Set of tasks.
A: In the agent-browser guide, which events call for running snapshot again?
B: According to the agent-browser guide, why save auth state for a workflow that requires login and will be reused? Answer in one to three sentences.
C: Continue the agent-browser guide from its last line.

Text shown.
::::::::


    Operating Rules

    1. Snapshot before interacting

    Do not guess refs. Always obtain fresh @refs from agent-browser snapshot -i before click/fill/select actions.

    2. Re-snapshot after state changes

    After login, route changes, modal opens, tab switches, or dynamic content loads, run snapshot again.

    3. Prefer refs over brittle selectors

    Use @e from snapshots whenever possible. Fall back to complex selectors only when refs or semantic locators are insufficient.

    4. Save auth state for recurring tasks

    If the workflow requires login and will be reused:

    agent-browser state save auth.json
    agent-browser state load auth.json
    

    This is often the difference between “semi-automated” and “truly one-command repeatable.”

    5. Verify, don’t assume

    After key actions, confirm progress using one or more of:

  • another snapshot
  • agent-browser get url
  • agent-browser get title
  • visible text checks
  • screenshots for debugging
  • Zero-Token Execution Pattern

    Use zero-token mode when the workflow is already known and stable:

    1. discover the workflow once 2. capture the working CLI sequence 3. store it in a skill or task markdown 4. rerun it directly without repeated AI reasoning

    Example:

    agent-browser open https://example.com/login
    agent-browser snapshot -i
    agent-browser fill @e3 "username"
    agent-browser fill @e4 "password"
    agent-browser click @e5
    agent-browser snapshot -i
    agent-browser click @e21
    agent-browser close
    

    Build A Reusable Site Skill

    When the user wants to turn one website flow into a reusable skill:

    1. identify the business goal 2. map the page flow once 3. note where refs must be refreshed 4. decide whether auth state should be saved/loaded 5. write the repeatable steps into a concise skill 6. document failure points and re-snapshot requirements

    A good site skill should capture:

  • target site / task
  • prerequisites
  • ordered browser steps
  • verification points
  • state save/load strategy
  • caveats about changing refs
  • Example: Daily Sign-In Flow

    ---
    name: auto-signin-example
    description: Automatically sign in to example.com using agent-browser CLI.
    

    Auto Sign-In Example

    Workflow

    1. Open the login page. 2. Snapshot interactive elements. 3. Fill username and password using current refs. 4. Click the login button. 5. Re-snapshot after navigation. 6. Click the sign-in button. 7. Save state if reuse is needed. 8. Close the browser.

::::::::

Data listing.
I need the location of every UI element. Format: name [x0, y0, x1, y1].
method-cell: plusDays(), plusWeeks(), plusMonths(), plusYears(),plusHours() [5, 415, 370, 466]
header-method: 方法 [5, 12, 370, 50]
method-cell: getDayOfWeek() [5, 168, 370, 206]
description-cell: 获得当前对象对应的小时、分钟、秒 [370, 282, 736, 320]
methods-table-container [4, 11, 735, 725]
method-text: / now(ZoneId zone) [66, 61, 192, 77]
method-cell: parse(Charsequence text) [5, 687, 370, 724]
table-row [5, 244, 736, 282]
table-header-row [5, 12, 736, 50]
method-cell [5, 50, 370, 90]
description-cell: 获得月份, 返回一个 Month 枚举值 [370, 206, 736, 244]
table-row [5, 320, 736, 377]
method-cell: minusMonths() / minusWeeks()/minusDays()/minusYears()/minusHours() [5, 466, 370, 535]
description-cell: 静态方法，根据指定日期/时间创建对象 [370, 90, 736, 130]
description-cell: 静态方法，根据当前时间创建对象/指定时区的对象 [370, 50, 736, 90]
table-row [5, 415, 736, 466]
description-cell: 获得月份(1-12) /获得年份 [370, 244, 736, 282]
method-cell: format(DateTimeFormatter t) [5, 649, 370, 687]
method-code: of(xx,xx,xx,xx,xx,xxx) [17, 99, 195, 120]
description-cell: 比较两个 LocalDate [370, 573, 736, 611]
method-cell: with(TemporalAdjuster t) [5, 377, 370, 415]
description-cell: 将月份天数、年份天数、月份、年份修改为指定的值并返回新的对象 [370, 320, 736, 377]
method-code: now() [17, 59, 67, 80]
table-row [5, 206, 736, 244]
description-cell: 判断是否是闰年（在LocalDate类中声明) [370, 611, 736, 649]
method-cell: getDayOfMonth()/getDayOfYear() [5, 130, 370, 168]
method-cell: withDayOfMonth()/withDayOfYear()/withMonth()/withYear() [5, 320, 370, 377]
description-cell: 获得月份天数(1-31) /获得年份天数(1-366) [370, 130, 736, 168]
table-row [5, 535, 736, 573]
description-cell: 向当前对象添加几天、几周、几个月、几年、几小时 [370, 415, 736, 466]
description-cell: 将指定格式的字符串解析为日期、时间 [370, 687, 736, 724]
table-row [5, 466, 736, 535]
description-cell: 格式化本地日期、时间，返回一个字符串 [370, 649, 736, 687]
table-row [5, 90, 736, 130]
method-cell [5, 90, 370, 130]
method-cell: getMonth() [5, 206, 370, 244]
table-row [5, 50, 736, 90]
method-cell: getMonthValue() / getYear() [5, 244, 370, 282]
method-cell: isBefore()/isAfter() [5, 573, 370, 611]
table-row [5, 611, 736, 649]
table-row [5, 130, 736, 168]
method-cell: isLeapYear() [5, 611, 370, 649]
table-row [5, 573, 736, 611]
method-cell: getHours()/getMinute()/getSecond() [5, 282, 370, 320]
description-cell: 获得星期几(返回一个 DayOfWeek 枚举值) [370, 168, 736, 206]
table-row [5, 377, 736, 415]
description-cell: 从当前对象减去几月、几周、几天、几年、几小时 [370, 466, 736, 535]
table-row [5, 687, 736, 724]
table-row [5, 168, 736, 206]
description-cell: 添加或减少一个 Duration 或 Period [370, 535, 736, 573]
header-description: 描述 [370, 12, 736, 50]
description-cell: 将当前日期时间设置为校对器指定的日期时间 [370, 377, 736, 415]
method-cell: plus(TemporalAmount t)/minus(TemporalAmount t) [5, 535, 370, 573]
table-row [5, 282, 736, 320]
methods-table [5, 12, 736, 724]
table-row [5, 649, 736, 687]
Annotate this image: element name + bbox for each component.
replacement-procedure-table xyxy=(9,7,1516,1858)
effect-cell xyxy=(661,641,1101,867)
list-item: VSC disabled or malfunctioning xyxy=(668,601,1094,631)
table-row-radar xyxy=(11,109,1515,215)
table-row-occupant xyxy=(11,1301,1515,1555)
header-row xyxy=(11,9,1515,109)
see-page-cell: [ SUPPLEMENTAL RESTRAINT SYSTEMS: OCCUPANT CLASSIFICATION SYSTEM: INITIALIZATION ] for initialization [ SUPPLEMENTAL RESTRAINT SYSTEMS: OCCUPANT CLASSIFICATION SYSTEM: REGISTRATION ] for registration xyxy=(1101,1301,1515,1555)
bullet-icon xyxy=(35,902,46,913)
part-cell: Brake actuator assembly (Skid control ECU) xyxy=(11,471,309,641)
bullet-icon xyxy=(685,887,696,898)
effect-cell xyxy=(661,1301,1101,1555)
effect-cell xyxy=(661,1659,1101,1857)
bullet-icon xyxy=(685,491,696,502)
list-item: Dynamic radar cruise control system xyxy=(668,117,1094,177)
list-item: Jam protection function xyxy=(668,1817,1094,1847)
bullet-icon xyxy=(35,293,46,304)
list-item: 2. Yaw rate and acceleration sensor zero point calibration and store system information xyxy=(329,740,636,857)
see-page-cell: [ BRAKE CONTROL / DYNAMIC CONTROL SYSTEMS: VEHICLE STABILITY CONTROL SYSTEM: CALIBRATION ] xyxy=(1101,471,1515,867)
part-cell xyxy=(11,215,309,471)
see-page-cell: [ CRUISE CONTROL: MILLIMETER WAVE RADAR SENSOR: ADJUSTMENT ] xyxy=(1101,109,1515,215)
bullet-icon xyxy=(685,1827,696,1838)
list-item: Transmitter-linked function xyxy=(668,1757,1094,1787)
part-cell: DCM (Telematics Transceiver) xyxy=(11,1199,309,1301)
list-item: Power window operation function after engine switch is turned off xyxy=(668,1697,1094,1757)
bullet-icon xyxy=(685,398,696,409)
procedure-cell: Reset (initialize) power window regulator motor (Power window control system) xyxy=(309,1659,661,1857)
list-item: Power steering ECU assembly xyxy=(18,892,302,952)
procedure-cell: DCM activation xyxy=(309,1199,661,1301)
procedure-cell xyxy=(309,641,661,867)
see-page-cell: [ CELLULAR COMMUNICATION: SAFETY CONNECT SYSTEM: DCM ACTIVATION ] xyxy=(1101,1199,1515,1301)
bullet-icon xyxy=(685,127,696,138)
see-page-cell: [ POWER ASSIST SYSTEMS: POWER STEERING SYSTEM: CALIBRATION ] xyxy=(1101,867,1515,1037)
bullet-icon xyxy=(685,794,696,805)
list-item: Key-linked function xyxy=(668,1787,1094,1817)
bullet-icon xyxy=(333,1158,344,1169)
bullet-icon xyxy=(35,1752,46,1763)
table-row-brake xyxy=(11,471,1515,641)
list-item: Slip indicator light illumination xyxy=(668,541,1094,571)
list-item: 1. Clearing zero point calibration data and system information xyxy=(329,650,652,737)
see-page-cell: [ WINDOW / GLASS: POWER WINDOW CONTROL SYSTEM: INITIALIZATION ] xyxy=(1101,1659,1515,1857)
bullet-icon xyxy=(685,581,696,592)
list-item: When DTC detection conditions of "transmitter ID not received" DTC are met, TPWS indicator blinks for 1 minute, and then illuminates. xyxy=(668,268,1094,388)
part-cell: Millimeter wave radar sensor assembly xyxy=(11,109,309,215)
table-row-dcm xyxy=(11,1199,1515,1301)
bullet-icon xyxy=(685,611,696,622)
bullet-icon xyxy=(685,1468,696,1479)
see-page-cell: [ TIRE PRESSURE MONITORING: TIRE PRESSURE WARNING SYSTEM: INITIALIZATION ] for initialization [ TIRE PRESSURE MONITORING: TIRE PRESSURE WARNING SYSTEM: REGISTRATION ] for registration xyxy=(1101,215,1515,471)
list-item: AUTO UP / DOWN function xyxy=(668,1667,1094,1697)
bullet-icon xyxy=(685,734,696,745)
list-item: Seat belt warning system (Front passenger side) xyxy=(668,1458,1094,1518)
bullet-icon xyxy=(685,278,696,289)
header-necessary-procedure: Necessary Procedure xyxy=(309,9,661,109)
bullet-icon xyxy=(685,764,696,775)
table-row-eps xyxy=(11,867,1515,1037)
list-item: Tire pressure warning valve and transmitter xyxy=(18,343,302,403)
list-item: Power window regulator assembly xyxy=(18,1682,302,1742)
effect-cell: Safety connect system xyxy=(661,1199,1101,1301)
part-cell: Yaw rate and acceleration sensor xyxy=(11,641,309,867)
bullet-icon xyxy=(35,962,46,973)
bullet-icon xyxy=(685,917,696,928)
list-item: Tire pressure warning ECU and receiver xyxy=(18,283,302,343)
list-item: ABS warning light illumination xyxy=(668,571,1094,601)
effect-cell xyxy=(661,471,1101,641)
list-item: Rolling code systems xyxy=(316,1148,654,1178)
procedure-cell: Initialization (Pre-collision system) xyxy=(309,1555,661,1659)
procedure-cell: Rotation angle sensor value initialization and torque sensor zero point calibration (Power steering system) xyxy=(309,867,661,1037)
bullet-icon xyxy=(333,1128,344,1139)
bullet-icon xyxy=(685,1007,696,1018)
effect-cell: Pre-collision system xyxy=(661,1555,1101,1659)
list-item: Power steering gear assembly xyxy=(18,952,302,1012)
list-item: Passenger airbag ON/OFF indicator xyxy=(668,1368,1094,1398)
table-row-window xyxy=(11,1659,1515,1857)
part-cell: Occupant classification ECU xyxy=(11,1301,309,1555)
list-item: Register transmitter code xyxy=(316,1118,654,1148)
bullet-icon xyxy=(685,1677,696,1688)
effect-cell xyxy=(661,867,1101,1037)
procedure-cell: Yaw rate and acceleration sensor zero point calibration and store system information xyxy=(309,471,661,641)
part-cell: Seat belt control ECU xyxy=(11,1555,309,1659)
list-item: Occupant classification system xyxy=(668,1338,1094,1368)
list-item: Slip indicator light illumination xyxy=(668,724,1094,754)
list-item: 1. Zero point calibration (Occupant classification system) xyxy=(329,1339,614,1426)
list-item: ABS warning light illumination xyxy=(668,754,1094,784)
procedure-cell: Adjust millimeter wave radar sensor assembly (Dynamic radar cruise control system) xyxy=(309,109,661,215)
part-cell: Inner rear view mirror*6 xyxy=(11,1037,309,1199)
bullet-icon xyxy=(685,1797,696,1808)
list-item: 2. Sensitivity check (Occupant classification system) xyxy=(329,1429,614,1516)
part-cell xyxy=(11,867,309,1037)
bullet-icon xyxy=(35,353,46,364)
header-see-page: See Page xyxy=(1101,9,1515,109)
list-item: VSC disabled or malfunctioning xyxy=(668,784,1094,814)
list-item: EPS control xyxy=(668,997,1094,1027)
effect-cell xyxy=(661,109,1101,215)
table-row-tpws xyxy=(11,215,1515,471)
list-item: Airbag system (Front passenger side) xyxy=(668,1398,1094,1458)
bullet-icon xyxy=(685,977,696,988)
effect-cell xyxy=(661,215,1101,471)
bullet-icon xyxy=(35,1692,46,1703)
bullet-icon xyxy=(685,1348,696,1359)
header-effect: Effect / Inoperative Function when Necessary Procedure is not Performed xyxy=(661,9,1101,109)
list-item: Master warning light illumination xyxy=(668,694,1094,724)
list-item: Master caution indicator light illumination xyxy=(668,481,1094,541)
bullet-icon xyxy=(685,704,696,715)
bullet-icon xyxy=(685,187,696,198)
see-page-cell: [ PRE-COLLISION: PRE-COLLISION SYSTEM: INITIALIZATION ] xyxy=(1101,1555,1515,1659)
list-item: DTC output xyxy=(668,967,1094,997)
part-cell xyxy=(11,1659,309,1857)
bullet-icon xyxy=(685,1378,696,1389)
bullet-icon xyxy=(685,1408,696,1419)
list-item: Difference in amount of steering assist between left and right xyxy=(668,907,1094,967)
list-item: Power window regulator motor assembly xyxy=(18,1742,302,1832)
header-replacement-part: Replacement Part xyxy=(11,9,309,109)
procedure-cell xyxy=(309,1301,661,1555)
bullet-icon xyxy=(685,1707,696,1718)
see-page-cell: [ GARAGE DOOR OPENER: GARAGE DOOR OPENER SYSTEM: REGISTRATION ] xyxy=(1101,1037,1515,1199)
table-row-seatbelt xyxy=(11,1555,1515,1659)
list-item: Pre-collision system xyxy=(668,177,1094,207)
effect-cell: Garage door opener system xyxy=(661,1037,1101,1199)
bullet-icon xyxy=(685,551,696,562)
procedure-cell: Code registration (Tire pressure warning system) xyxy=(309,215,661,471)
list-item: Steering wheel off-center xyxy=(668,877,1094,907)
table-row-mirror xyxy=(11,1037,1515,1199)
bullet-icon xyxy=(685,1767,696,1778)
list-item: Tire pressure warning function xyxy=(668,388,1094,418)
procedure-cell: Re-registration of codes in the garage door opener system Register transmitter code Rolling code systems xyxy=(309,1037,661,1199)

::::::::

Set of answers.
A:
- Login
- Route changes
- Modal opens
- Tab switches
- Dynamic content loads

B: Saving and loading auth state is often the difference between a workflow that is only "semi-automated" and one that is "truly one-command repeatable."

C:
    Debugging

    If the automation breaks, check in this order:

    1. was a fresh snapshot taken? 2. did the page navigate or re-render? 3. did login fail silently? 4. did the saved state expire? 5. did a ref change? 6. does the flow need an explicit wait?

    For command examples, see references/source-notes.md.

    When Not To Use This Pattern

    Avoid overcommitting to zero-token browser automation when:

  • the task requires heavy judgment each run
  • the page changes unpredictably every time
  • anti-bot controls block normal automation
  • the target workflow includes sensitive steps that should not be automated without explicit approval
  • direct API integration would be cleaner and more reliable
  • References

    If you need the distilled source rationale, read references/source-notes.md.

    Output Expectations

    Depending on the request, this skill should help produce one of:

  • a repeatable CLI command sequence
  • a site-specific automation skill
  • a debugging checklist for a broken browser flow
  • a saved-state based recurring automation routine
  • Common Failure Modes

    Avoid these:

  • using stale refs after navigation
  • storing hardcoded assumptions without verification steps
  • skipping auth-state management for recurring tasks
  • claiming zero-token while still relying on repeated AI interpretation each run
  • Fast Heuristic

    If the workflow can be discovered once, re-run many times, and verified through snapshots/state checks, it is a strong candidate for this skill.

    ⚡ When to Use

    TriggerAction
    - daily site sign-in
    - repeated login + click flows
    - dashboard checks
    - fixed form-filling routines
    - internal admin flows
    Prefer this pattern when Playwright/Puppeteer feels too heavy, selectors are brittle, or repeated screenshot/tool loops waste tokens.